Dataset listings of figures:
## START
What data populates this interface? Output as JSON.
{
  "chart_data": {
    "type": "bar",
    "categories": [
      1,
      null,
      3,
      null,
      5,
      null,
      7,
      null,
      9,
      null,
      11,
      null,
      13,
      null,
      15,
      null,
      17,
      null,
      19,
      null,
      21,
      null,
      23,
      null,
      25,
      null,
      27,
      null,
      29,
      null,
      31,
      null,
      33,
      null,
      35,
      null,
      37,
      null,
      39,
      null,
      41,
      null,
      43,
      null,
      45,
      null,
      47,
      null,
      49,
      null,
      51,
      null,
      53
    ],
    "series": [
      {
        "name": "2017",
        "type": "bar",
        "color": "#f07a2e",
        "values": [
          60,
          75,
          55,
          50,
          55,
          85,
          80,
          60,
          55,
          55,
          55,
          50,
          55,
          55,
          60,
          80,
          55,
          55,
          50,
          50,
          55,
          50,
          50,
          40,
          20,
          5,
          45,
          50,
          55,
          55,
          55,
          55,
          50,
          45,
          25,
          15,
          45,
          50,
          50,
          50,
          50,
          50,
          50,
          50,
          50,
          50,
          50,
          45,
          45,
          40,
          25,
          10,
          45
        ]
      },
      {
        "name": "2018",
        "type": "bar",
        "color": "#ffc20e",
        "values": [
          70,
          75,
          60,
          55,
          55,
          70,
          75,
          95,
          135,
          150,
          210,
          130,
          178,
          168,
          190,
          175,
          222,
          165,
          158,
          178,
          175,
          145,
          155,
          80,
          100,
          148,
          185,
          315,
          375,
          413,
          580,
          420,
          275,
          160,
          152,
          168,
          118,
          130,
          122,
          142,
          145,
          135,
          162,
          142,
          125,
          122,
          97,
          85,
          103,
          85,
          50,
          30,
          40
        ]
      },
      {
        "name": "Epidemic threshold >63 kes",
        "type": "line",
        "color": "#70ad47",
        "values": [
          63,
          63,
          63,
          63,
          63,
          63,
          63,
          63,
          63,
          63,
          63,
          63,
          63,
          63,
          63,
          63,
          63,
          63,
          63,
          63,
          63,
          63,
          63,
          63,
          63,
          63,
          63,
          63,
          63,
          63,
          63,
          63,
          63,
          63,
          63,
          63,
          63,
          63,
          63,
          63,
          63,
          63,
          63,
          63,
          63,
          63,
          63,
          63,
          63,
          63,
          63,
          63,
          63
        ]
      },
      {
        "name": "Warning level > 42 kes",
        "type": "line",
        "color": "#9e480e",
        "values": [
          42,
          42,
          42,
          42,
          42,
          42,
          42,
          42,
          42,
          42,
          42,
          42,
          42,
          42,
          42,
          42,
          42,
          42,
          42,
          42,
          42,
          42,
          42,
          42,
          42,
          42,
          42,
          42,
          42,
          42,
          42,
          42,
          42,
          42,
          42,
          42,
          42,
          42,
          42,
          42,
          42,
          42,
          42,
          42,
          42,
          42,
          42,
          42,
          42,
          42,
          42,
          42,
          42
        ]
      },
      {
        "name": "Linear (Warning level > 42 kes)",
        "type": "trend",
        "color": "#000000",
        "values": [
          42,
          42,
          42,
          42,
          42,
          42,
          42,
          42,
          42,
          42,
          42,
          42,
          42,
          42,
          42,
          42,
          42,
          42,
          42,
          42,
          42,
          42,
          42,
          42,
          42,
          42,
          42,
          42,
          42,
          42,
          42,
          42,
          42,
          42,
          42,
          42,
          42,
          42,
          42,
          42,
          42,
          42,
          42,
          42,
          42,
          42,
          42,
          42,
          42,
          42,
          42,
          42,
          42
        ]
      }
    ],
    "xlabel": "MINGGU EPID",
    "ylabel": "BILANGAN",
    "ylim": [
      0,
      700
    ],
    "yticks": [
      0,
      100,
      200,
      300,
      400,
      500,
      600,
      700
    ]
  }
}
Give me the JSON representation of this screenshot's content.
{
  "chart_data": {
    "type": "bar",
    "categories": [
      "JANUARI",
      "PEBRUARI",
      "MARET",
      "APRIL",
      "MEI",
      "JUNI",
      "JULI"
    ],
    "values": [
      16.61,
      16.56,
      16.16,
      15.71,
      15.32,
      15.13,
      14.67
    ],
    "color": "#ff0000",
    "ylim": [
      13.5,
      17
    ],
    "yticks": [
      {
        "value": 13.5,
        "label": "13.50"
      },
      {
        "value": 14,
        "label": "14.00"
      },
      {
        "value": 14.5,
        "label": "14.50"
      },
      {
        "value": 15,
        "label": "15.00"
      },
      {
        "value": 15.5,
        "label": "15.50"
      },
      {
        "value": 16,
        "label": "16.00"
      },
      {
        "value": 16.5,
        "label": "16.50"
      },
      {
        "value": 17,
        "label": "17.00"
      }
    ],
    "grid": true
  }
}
## END
- **BRIEF**
Copy out each line of the data containing the string "JSON".

- **SOLUTION TO THIS EXERCISE**
What data populates this interface? Output as JSON.
Give me the JSON representation of this screenshot's content.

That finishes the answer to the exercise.